## START AVAILABLE DATA
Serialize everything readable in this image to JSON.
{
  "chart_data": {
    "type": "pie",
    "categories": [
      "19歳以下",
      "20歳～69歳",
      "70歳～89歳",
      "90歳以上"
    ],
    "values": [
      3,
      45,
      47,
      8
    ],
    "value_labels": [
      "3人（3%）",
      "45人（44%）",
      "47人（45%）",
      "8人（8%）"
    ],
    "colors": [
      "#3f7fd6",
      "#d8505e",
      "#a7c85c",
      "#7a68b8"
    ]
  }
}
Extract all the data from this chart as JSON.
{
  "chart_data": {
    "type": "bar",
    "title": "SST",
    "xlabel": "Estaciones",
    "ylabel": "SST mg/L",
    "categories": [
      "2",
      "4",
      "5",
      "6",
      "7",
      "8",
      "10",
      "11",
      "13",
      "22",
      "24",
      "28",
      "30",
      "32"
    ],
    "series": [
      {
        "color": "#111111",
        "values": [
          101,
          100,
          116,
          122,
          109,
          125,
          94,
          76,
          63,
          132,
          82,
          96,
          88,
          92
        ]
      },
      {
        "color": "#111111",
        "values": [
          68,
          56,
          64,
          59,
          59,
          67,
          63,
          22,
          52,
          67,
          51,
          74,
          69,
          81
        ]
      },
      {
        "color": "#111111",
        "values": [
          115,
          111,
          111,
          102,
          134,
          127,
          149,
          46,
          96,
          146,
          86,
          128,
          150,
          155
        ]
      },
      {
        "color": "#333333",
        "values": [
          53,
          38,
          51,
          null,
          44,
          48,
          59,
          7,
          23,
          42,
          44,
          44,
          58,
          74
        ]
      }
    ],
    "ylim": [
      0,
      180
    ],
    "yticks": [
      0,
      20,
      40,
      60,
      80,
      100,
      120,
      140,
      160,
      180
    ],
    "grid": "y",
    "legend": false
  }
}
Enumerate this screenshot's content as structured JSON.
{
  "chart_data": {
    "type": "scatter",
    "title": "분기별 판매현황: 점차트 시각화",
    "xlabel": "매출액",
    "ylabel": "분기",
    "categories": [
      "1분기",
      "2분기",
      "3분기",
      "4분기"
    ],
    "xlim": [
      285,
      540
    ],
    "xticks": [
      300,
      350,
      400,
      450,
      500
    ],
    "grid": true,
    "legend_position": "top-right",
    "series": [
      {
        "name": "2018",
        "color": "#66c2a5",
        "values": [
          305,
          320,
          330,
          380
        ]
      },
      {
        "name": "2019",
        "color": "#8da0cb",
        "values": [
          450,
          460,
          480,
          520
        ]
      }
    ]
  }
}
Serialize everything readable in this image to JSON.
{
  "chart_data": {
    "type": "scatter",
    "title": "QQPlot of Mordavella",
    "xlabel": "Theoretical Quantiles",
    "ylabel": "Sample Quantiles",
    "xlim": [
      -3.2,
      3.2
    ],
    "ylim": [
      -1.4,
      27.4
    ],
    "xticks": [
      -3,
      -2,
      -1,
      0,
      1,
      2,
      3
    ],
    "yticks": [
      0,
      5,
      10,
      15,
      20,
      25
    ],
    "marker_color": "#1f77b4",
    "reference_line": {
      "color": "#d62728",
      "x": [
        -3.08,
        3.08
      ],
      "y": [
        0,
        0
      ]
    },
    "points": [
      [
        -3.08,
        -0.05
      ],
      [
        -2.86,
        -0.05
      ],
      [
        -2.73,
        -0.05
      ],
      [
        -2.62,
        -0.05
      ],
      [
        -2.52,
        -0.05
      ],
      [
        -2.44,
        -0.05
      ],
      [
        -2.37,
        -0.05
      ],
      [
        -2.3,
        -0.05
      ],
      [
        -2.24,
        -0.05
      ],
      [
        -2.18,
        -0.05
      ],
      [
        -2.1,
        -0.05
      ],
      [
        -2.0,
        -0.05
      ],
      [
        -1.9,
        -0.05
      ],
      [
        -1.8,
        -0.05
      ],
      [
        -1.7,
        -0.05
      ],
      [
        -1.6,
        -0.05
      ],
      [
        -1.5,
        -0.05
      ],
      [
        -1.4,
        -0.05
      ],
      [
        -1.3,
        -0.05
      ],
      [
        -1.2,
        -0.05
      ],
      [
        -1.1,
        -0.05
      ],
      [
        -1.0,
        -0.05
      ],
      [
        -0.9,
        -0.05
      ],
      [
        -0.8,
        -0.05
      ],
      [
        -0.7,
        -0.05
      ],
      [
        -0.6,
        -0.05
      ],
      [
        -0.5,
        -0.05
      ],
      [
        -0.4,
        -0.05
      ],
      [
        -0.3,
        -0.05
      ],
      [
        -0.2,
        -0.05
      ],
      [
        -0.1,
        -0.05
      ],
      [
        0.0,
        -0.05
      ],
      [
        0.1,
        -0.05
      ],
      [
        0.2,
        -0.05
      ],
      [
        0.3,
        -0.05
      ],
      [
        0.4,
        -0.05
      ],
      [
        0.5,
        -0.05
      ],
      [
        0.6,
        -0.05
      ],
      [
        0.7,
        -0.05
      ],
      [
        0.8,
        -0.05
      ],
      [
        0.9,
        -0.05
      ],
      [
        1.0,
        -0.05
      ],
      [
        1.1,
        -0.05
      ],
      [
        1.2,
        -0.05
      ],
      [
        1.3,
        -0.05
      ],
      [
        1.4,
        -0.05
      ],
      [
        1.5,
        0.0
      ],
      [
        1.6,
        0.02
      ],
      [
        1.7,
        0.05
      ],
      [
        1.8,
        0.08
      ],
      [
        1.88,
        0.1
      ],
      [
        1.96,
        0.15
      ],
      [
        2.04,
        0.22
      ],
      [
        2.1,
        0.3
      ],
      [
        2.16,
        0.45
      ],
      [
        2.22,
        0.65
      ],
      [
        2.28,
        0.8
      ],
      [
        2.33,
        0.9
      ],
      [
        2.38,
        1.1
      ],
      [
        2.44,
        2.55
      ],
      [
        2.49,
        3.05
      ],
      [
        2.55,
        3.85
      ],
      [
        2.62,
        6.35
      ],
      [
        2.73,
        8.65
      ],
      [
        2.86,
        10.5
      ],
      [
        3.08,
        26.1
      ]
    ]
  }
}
## END AVAILABLE DATA
## WHAT TO DO
Extract lines where the string "this" occurs.

## EXERCISE ANSWER
Serialize everything readable in this image to JSON.
Extract all the data from this chart as JSON.
Enumerate this screenshot's content as structured JSON.
Serialize everything readable in this image to JSON.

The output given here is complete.